* WHAT IS NEEDED
Quote the whole listing exactly. Leave the pictures out of your copy.

* * * *

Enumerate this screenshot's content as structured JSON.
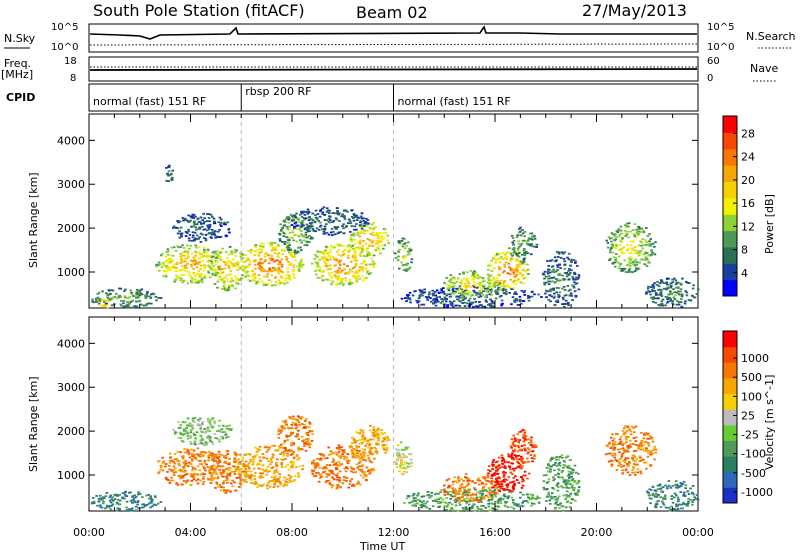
{
  "header": {
    "station": "South Pole Station (fitACF)",
    "beam": "Beam 02",
    "date": "27/May/2013"
  },
  "top_panels": {
    "nsky_label": "N.Sky",
    "nsky_ticks": [
      "10^5",
      "10^0"
    ],
    "nsearch_label": "N.Search",
    "freq_label_1": "Freq.",
    "freq_label_2": "[MHz]",
    "freq_ticks": [
      "18",
      "8"
    ],
    "nave_ticks": [
      "60",
      "0"
    ],
    "nave_label": "Nave",
    "cpid_label": "CPID"
  },
  "cpid_segments": [
    {
      "label": "normal (fast) 151 RF",
      "start": 0,
      "end": 6.0
    },
    {
      "label": "rbsp 200 RF",
      "start": 6.0,
      "end": 12.0
    },
    {
      "label": "normal (fast) 151 RF",
      "start": 12.0,
      "end": 24.0
    }
  ],
  "chart_data": [
    {
      "type": "heatmap",
      "panel": "power",
      "title": "",
      "xlabel": "Time UT",
      "ylabel": "Slant Range [km]",
      "xlim": [
        0,
        24
      ],
      "ylim": [
        180,
        4600
      ],
      "x_ticks": [
        "00:00",
        "04:00",
        "08:00",
        "12:00",
        "16:00",
        "20:00",
        "00:00"
      ],
      "y_ticks": [
        1000,
        2000,
        3000,
        4000
      ],
      "colorbar": {
        "label": "Power [dB]",
        "range": [
          0,
          31
        ],
        "ticks": [
          "4",
          "8",
          "12",
          "16",
          "20",
          "24",
          "28"
        ],
        "colors": [
          "#0000ff",
          "#1a3f9e",
          "#2a6f56",
          "#4e9a54",
          "#8ed334",
          "#f2f200",
          "#f7d000",
          "#f7a600",
          "#f77700",
          "#f74a00",
          "#ff0000"
        ]
      },
      "blobs": [
        {
          "t0": 0.0,
          "t1": 2.8,
          "r0": 200,
          "r1": 650,
          "value": 12
        },
        {
          "t0": 0.2,
          "t1": 0.9,
          "r0": 200,
          "r1": 420,
          "value": 26
        },
        {
          "t0": 2.6,
          "t1": 5.2,
          "r0": 750,
          "r1": 1650,
          "value": 24
        },
        {
          "t0": 3.2,
          "t1": 5.6,
          "r0": 1700,
          "r1": 2350,
          "value": 6
        },
        {
          "t0": 2.9,
          "t1": 3.3,
          "r0": 3050,
          "r1": 3450,
          "value": 7
        },
        {
          "t0": 4.6,
          "t1": 6.2,
          "r0": 600,
          "r1": 1600,
          "value": 22
        },
        {
          "t0": 5.8,
          "t1": 8.4,
          "r0": 700,
          "r1": 1700,
          "value": 28
        },
        {
          "t0": 7.4,
          "t1": 8.8,
          "r0": 1450,
          "r1": 2400,
          "value": 14
        },
        {
          "t0": 8.7,
          "t1": 11.2,
          "r0": 700,
          "r1": 1700,
          "value": 27
        },
        {
          "t0": 10.2,
          "t1": 11.8,
          "r0": 1350,
          "r1": 2150,
          "value": 24
        },
        {
          "t0": 7.8,
          "t1": 11.0,
          "r0": 1850,
          "r1": 2500,
          "value": 7
        },
        {
          "t0": 12.0,
          "t1": 12.7,
          "r0": 1000,
          "r1": 1800,
          "value": 16
        },
        {
          "t0": 12.2,
          "t1": 17.8,
          "r0": 200,
          "r1": 700,
          "value": 6
        },
        {
          "t0": 13.8,
          "t1": 16.2,
          "r0": 400,
          "r1": 1050,
          "value": 20
        },
        {
          "t0": 15.6,
          "t1": 17.3,
          "r0": 600,
          "r1": 1500,
          "value": 28
        },
        {
          "t0": 16.5,
          "t1": 17.6,
          "r0": 1200,
          "r1": 2050,
          "value": 12
        },
        {
          "t0": 17.8,
          "t1": 19.3,
          "r0": 200,
          "r1": 1500,
          "value": 9
        },
        {
          "t0": 20.3,
          "t1": 22.3,
          "r0": 1000,
          "r1": 2150,
          "value": 18
        },
        {
          "t0": 21.9,
          "t1": 24.0,
          "r0": 200,
          "r1": 900,
          "value": 9
        }
      ]
    },
    {
      "type": "heatmap",
      "panel": "velocity",
      "title": "",
      "xlabel": "Time UT",
      "ylabel": "Slant Range [km]",
      "xlim": [
        0,
        24
      ],
      "ylim": [
        180,
        4600
      ],
      "x_ticks": [
        "00:00",
        "04:00",
        "08:00",
        "12:00",
        "16:00",
        "20:00",
        "00:00"
      ],
      "y_ticks": [
        1000,
        2000,
        3000,
        4000
      ],
      "colorbar": {
        "label": "Velocity [m s^-1]",
        "ticks": [
          "1000",
          "500",
          "100",
          "25",
          "-25",
          "-100",
          "-500",
          "-1000"
        ],
        "colors": [
          "#1a2fc8",
          "#2f6ab8",
          "#2a7f62",
          "#4f9a5a",
          "#66cc33",
          "#bcbcbc",
          "#f7d000",
          "#f7a600",
          "#f77700",
          "#f74a00",
          "#ff0000"
        ]
      },
      "blobs": [
        {
          "t0": 0.0,
          "t1": 2.8,
          "r0": 200,
          "r1": 650,
          "value": 2
        },
        {
          "t0": 2.6,
          "t1": 5.2,
          "r0": 750,
          "r1": 1650,
          "value": 8
        },
        {
          "t0": 3.2,
          "t1": 5.6,
          "r0": 1700,
          "r1": 2350,
          "value": 4
        },
        {
          "t0": 4.6,
          "t1": 6.2,
          "r0": 600,
          "r1": 1600,
          "value": 8
        },
        {
          "t0": 5.8,
          "t1": 8.4,
          "r0": 700,
          "r1": 1700,
          "value": 7
        },
        {
          "t0": 7.4,
          "t1": 8.8,
          "r0": 1450,
          "r1": 2400,
          "value": 8
        },
        {
          "t0": 8.7,
          "t1": 11.2,
          "r0": 700,
          "r1": 1700,
          "value": 8
        },
        {
          "t0": 10.2,
          "t1": 11.8,
          "r0": 1350,
          "r1": 2150,
          "value": 7
        },
        {
          "t0": 12.0,
          "t1": 12.7,
          "r0": 1000,
          "r1": 1800,
          "value": 5
        },
        {
          "t0": 12.2,
          "t1": 17.8,
          "r0": 200,
          "r1": 700,
          "value": 3
        },
        {
          "t0": 13.8,
          "t1": 16.2,
          "r0": 400,
          "r1": 1050,
          "value": 8
        },
        {
          "t0": 15.6,
          "t1": 17.3,
          "r0": 600,
          "r1": 1500,
          "value": 10
        },
        {
          "t0": 16.5,
          "t1": 17.6,
          "r0": 1200,
          "r1": 2050,
          "value": 9
        },
        {
          "t0": 17.8,
          "t1": 19.3,
          "r0": 200,
          "r1": 1500,
          "value": 3
        },
        {
          "t0": 20.3,
          "t1": 22.3,
          "r0": 1000,
          "r1": 2150,
          "value": 8
        },
        {
          "t0": 21.9,
          "t1": 24.0,
          "r0": 200,
          "r1": 900,
          "value": 2
        }
      ]
    }
  ]
}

* * * *

* CORRECT RESULT
Enumerate this screenshot's content as structured JSON.
{
  "header": {
    "station": "South Pole Station (fitACF)",
    "beam": "Beam 02",
    "date": "27/May/2013"
  },
  "top_panels": {
    "nsky_label": "N.Sky",
    "nsky_ticks": [
      "10^5",
      "10^0"
    ],
    "nsearch_label": "N.Search",
    "freq_label_1": "Freq.",
    "freq_label_2": "[MHz]",
    "freq_ticks": [
      "18",
      "8"
    ],
    "nave_ticks": [
      "60",
      "0"
    ],
    "nave_label": "Nave",
    "cpid_label": "CPID"
  },
  "cpid_segments": [
    {
      "label": "normal (fast) 151 RF",
      "start": 0,
      "end": 6.0
    },
    {
      "label": "rbsp 200 RF",
      "start": 6.0,
      "end": 12.0
    },
    {
      "label": "normal (fast) 151 RF",
      "start": 12.0,
      "end": 24.0
    }
  ],
  "chart_data": [
    {
      "type": "heatmap",
      "panel": "power",
      "title": "",
      "xlabel": "Time UT",
      "ylabel": "Slant Range [km]",
      "xlim": [
        0,
        24
      ],
      "ylim": [
        180,
        4600
      ],
      "x_ticks": [
        "00:00",
        "04:00",
        "08:00",
        "12:00",
        "16:00",
        "20:00",
        "00:00"
      ],
      "y_ticks": [
        1000,
        2000,
        3000,
        4000
      ],
      "colorbar": {
        "label": "Power [dB]",
        "range": [
          0,
          31
        ],
        "ticks": [
          "4",
          "8",
          "12",
          "16",
          "20",
          "24",
          "28"
        ],
        "colors": [
          "#0000ff",
          "#1a3f9e",
          "#2a6f56",
          "#4e9a54",
          "#8ed334",
          "#f2f200",
          "#f7d000",
          "#f7a600",
          "#f77700",
          "#f74a00",
          "#ff0000"
        ]
      },
      "blobs": [
        {
          "t0": 0.0,
          "t1": 2.8,
          "r0": 200,
          "r1": 650,
          "value": 12
        },
        {
          "t0": 0.2,
          "t1": 0.9,
          "r0": 200,
          "r1": 420,
          "value": 26
        },
        {
          "t0": 2.6,
          "t1": 5.2,
          "r0": 750,
          "r1": 1650,
          "value": 24
        },
        {
          "t0": 3.2,
          "t1": 5.6,
          "r0": 1700,
          "r1": 2350,
          "value": 6
        },
        {
          "t0": 2.9,
          "t1": 3.3,
          "r0": 3050,
          "r1": 3450,
          "value": 7
        },
        {
          "t0": 4.6,
          "t1": 6.2,
          "r0": 600,
          "r1": 1600,
          "value": 22
        },
        {
          "t0": 5.8,
          "t1": 8.4,
          "r0": 700,
          "r1": 1700,
          "value": 28
        },
        {
          "t0": 7.4,
          "t1": 8.8,
          "r0": 1450,
          "r1": 2400,
          "value": 14
        },
        {
          "t0": 8.7,
          "t1": 11.2,
          "r0": 700,
          "r1": 1700,
          "value": 27
        },
        {
          "t0": 10.2,
          "t1": 11.8,
          "r0": 1350,
          "r1": 2150,
          "value": 24
        },
        {
          "t0": 7.8,
          "t1": 11.0,
          "r0": 1850,
          "r1": 2500,
          "value": 7
        },
        {
          "t0": 12.0,
          "t1": 12.7,
          "r0": 1000,
          "r1": 1800,
          "value": 16
        },
        {
          "t0": 12.2,
          "t1": 17.8,
          "r0": 200,
          "r1": 700,
          "value": 6
        },
        {
          "t0": 13.8,
          "t1": 16.2,
          "r0": 400,
          "r1": 1050,
          "value": 20
        },
        {
          "t0": 15.6,
          "t1": 17.3,
          "r0": 600,
          "r1": 1500,
          "value": 28
        },
        {
          "t0": 16.5,
          "t1": 17.6,
          "r0": 1200,
          "r1": 2050,
          "value": 12
        },
        {
          "t0": 17.8,
          "t1": 19.3,
          "r0": 200,
          "r1": 1500,
          "value": 9
        },
        {
          "t0": 20.3,
          "t1": 22.3,
          "r0": 1000,
          "r1": 2150,
          "value": 18
        },
        {
          "t0": 21.9,
          "t1": 24.0,
          "r0": 200,
          "r1": 900,
          "value": 9
        }
      ]
    },
    {
      "type": "heatmap",
      "panel": "velocity",
      "title": "",
      "xlabel": "Time UT",
      "ylabel": "Slant Range [km]",
      "xlim": [
        0,
        24
      ],
      "ylim": [
        180,
        4600
      ],
      "x_ticks": [
        "00:00",
        "04:00",
        "08:00",
        "12:00",
        "16:00",
        "20:00",
        "00:00"
      ],
      "y_ticks": [
        1000,
        2000,
        3000,
        4000
      ],
      "colorbar": {
        "label": "Velocity [m s^-1]",
        "ticks": [
          "1000",
          "500",
          "100",
          "25",
          "-25",
          "-100",
          "-500",
          "-1000"
        ],
        "colors": [
          "#1a2fc8",
          "#2f6ab8",
          "#2a7f62",
          "#4f9a5a",
          "#66cc33",
          "#bcbcbc",
          "#f7d000",
          "#f7a600",
          "#f77700",
          "#f74a00",
          "#ff0000"
        ]
      },
      "blobs": [
        {
          "t0": 0.0,
          "t1": 2.8,
          "r0": 200,
          "r1": 650,
          "value": 2
        },
        {
          "t0": 2.6,
          "t1": 5.2,
          "r0": 750,
          "r1": 1650,
          "value": 8
        },
        {
          "t0": 3.2,
          "t1": 5.6,
          "r0": 1700,
          "r1": 2350,
          "value": 4
        },
        {
          "t0": 4.6,
          "t1": 6.2,
          "r0": 600,
          "r1": 1600,
          "value": 8
        },
        {
          "t0": 5.8,
          "t1": 8.4,
          "r0": 700,
          "r1": 1700,
          "value": 7
        },
        {
          "t0": 7.4,
          "t1": 8.8,
          "r0": 1450,
          "r1": 2400,
          "value": 8
        },
        {
          "t0": 8.7,
          "t1": 11.2,
          "r0": 700,
          "r1": 1700,
          "value": 8
        },
        {
          "t0": 10.2,
          "t1": 11.8,
          "r0": 1350,
          "r1": 2150,
          "value": 7
        },
        {
          "t0": 12.0,
          "t1": 12.7,
          "r0": 1000,
          "r1": 1800,
          "value": 5
        },
        {
          "t0": 12.2,
          "t1": 17.8,
          "r0": 200,
          "r1": 700,
          "value": 3
        },
        {
          "t0": 13.8,
          "t1": 16.2,
          "r0": 400,
          "r1": 1050,
          "value": 8
        },
        {
          "t0": 15.6,
          "t1": 17.3,
          "r0": 600,
          "r1": 1500,
          "value": 10
        },
        {
          "t0": 16.5,
          "t1": 17.6,
          "r0": 1200,
          "r1": 2050,
          "value": 9
        },
        {
          "t0": 17.8,
          "t1": 19.3,
          "r0": 200,
          "r1": 1500,
          "value": 3
        },
        {
          "t0": 20.3,
          "t1": 22.3,
          "r0": 1000,
          "r1": 2150,
          "value": 8
        },
        {
          "t0": 21.9,
          "t1": 24.0,
          "r0": 200,
          "r1": 900,
          "value": 2
        }
      ]
    }
  ]
}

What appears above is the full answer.